--- DATA EXTRACT ---
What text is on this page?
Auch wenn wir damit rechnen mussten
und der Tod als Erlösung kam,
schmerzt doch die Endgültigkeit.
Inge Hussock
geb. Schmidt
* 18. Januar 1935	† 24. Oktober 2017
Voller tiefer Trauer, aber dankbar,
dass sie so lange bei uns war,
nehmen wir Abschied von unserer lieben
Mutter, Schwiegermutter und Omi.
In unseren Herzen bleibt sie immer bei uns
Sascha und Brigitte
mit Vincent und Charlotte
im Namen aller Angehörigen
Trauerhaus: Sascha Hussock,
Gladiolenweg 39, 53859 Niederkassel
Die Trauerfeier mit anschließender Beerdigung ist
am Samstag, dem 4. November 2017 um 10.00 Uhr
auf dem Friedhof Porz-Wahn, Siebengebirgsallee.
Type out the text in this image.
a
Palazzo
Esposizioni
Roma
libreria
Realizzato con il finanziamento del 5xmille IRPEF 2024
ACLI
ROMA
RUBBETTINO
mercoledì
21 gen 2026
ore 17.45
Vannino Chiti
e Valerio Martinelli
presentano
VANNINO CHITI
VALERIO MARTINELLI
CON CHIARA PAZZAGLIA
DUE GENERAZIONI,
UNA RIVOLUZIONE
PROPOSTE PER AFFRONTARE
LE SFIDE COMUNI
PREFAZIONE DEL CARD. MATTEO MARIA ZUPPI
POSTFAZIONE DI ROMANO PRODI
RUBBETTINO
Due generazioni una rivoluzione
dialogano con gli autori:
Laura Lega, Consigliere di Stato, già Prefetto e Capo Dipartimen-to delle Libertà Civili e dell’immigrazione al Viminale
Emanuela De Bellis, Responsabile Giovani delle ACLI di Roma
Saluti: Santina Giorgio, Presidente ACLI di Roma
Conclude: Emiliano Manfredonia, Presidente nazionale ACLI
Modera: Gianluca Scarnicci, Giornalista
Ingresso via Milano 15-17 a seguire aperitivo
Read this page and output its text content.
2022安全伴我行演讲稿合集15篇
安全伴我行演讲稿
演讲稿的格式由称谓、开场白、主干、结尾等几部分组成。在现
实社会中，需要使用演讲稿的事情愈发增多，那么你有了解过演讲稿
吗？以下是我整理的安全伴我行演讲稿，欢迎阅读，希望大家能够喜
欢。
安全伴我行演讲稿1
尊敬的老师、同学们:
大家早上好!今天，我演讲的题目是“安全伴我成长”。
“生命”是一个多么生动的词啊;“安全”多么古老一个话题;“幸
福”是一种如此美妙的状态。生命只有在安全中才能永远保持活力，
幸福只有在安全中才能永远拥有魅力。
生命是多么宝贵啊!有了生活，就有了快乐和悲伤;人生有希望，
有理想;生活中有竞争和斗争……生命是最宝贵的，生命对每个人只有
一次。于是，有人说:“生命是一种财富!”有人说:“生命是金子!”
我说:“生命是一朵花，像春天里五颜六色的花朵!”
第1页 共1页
---
> _YOUR TASK_
Give again the lines from the line holding "Read this page and output its text content." through the close of the listing, both included, exactly as written and with nothing else.

> _ANSWER TO THIS EXERCISE_
Read this page and output its text content.
2022安全伴我行演讲稿合集15篇
安全伴我行演讲稿
演讲稿的格式由称谓、开场白、主干、结尾等几部分组成。在现
实社会中，需要使用演讲稿的事情愈发增多，那么你有了解过演讲稿
吗？以下是我整理的安全伴我行演讲稿，欢迎阅读，希望大家能够喜
欢。
安全伴我行演讲稿1
尊敬的老师、同学们:
大家早上好!今天，我演讲的题目是“安全伴我成长”。
“生命”是一个多么生动的词啊;“安全”多么古老一个话题;“幸
福”是一种如此美妙的状态。生命只有在安全中才能永远保持活力，
幸福只有在安全中才能永远拥有魅力。
生命是多么宝贵啊!有了生活，就有了快乐和悲伤;人生有希望，
有理想;生活中有竞争和斗争……生命是最宝贵的，生命对每个人只有
一次。于是，有人说:“生命是一种财富!”有人说:“生命是金子!”
我说:“生命是一朵花，像春天里五颜六色的花朵!”
第1页 共1页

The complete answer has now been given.